— BEGIN —
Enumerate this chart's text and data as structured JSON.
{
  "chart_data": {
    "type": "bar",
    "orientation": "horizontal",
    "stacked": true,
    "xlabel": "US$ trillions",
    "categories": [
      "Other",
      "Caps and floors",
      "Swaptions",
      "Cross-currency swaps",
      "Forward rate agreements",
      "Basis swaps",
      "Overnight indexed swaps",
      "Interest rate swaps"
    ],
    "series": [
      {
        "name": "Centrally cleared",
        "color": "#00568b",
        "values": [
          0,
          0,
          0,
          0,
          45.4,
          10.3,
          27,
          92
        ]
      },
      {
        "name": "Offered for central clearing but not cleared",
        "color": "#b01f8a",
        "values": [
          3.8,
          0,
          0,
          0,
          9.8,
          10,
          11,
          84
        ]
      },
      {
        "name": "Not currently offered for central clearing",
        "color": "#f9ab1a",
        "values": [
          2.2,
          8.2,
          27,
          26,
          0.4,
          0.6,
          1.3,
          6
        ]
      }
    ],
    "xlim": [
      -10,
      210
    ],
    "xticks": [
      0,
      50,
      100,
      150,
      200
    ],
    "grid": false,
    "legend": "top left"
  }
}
— END —
Work required - Please reproduce all of the entries exactly as they stand.

Result for this task -
Enumerate this chart's text and data as structured JSON.
{
  "chart_data": {
    "type": "bar",
    "orientation": "horizontal",
    "stacked": true,
    "xlabel": "US$ trillions",
    "categories": [
      "Other",
      "Caps and floors",
      "Swaptions",
      "Cross-currency swaps",
      "Forward rate agreements",
      "Basis swaps",
      "Overnight indexed swaps",
      "Interest rate swaps"
    ],
    "series": [
      {
        "name": "Centrally cleared",
        "color": "#00568b",
        "values": [
          0,
          0,
          0,
          0,
          45.4,
          10.3,
          27,
          92
        ]
      },
      {
        "name": "Offered for central clearing but not cleared",
        "color": "#b01f8a",
        "values": [
          3.8,
          0,
          0,
          0,
          9.8,
          10,
          11,
          84
        ]
      },
      {
        "name": "Not currently offered for central clearing",
        "color": "#f9ab1a",
        "values": [
          2.2,
          8.2,
          27,
          26,
          0.4,
          0.6,
          1.3,
          6
        ]
      }
    ],
    "xlim": [
      -10,
      210
    ],
    "xticks": [
      0,
      50,
      100,
      150,
      200
    ],
    "grid": false,
    "legend": "top left"
  }
}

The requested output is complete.